## Written exercise
Find the lines below that contain the string "eller". Copy each one.

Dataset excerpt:
------

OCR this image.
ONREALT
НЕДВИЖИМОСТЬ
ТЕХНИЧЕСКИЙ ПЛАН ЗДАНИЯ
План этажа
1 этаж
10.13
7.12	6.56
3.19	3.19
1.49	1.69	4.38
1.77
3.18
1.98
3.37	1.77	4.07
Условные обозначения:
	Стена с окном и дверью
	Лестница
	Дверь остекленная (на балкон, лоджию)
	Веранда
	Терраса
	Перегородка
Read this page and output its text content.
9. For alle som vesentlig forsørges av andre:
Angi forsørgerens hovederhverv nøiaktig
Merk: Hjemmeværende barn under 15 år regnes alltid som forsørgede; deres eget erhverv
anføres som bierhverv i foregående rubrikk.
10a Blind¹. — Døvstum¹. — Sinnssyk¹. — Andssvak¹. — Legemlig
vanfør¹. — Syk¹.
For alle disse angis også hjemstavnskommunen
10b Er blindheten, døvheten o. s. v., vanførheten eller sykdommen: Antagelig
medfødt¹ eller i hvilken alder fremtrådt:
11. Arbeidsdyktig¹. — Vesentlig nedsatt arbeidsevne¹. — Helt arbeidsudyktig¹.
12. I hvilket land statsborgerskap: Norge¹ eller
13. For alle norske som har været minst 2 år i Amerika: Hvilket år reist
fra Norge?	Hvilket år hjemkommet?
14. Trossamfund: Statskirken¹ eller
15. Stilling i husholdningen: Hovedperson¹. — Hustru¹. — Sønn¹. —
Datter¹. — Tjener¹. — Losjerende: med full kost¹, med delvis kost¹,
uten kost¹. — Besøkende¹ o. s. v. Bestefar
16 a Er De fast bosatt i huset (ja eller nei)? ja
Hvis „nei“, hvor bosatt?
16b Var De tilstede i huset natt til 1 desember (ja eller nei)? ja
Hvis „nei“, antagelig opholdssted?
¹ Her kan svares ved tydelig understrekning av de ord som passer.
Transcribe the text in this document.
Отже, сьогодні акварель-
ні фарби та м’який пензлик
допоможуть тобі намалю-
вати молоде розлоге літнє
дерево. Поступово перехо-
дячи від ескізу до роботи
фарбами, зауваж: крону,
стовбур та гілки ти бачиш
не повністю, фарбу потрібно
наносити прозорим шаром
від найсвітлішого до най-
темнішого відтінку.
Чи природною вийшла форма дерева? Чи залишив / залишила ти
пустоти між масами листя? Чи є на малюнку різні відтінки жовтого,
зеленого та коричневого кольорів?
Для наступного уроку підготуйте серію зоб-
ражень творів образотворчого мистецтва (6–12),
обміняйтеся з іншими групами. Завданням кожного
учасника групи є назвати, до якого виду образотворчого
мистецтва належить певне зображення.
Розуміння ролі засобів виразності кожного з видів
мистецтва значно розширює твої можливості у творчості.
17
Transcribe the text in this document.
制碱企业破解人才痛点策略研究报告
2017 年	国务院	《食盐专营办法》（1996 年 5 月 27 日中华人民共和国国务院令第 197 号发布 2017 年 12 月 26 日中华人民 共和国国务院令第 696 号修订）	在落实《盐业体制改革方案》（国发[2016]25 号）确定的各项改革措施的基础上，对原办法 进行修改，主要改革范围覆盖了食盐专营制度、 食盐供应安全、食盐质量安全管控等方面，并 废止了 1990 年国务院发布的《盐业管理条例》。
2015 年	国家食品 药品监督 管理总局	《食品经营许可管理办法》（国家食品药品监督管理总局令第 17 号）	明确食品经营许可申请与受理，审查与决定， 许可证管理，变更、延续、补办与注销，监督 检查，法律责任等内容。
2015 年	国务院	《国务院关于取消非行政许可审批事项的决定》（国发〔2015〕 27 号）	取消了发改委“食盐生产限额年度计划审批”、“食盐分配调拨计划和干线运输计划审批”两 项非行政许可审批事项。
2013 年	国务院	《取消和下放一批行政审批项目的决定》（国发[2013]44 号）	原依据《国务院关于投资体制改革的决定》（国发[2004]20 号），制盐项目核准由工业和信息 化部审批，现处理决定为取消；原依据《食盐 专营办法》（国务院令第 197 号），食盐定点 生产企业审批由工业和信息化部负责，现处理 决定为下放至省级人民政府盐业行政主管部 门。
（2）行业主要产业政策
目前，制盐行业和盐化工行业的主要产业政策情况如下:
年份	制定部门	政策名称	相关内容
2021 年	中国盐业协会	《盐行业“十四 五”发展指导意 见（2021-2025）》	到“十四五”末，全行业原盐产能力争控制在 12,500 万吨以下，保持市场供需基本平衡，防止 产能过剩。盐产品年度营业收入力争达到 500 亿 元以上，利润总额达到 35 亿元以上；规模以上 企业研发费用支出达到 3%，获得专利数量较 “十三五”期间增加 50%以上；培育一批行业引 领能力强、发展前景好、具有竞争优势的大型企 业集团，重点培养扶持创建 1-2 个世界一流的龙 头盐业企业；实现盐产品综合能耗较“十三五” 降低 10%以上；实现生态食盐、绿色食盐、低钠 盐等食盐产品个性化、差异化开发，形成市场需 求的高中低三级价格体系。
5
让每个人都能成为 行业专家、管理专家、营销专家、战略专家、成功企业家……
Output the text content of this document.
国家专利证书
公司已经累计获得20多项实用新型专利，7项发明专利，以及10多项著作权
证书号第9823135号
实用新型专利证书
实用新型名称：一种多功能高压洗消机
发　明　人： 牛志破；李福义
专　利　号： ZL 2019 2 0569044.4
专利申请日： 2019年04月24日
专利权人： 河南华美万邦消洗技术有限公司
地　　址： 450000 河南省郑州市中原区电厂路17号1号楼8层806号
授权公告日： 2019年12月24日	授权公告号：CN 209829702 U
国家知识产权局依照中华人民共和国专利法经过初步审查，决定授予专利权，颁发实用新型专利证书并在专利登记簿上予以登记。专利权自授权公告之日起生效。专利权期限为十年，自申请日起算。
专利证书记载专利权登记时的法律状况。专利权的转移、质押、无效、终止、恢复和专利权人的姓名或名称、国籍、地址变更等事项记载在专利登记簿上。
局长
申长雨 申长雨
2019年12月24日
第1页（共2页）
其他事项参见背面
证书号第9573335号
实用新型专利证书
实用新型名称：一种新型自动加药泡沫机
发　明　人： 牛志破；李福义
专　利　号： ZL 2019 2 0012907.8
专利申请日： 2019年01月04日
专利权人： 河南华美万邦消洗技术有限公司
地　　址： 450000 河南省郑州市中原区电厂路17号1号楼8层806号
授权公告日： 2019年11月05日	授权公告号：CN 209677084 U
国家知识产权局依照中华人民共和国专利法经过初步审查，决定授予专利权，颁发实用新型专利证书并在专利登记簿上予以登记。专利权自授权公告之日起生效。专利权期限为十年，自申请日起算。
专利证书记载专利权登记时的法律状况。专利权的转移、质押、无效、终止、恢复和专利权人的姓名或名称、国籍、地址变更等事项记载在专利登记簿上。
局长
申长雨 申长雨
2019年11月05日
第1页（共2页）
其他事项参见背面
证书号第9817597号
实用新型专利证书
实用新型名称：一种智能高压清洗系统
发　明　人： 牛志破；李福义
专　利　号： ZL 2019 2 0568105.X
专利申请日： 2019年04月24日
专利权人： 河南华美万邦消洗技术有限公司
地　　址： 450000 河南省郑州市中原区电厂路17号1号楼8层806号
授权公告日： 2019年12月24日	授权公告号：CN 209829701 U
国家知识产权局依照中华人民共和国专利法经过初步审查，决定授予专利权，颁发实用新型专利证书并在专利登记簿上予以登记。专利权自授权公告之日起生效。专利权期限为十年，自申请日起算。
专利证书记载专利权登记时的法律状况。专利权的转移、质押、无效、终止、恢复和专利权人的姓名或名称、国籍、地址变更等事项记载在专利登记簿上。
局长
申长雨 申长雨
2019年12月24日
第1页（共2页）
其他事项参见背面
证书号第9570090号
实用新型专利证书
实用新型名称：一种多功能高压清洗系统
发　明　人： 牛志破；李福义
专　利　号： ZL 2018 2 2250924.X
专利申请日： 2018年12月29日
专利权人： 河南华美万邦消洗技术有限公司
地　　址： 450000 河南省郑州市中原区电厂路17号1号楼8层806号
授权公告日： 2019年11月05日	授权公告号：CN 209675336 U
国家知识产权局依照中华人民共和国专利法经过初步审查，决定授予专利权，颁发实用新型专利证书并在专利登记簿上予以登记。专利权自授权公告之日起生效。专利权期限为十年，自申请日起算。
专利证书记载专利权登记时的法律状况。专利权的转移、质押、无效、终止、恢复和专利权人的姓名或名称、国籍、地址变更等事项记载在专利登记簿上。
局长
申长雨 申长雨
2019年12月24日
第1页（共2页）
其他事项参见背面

------

## Answer to the problem
10b Er blindheten, døvheten o. s. v., vanførheten eller sykdommen: Antagelig
medfødt¹ eller i hvilken alder fremtrådt:
12. I hvilket land statsborgerskap: Norge¹ eller
14. Trossamfund: Statskirken¹ eller
16 a Er De fast bosatt i huset (ja eller nei)? ja
16b Var De tilstede i huset natt til 1 desember (ja eller nei)? ja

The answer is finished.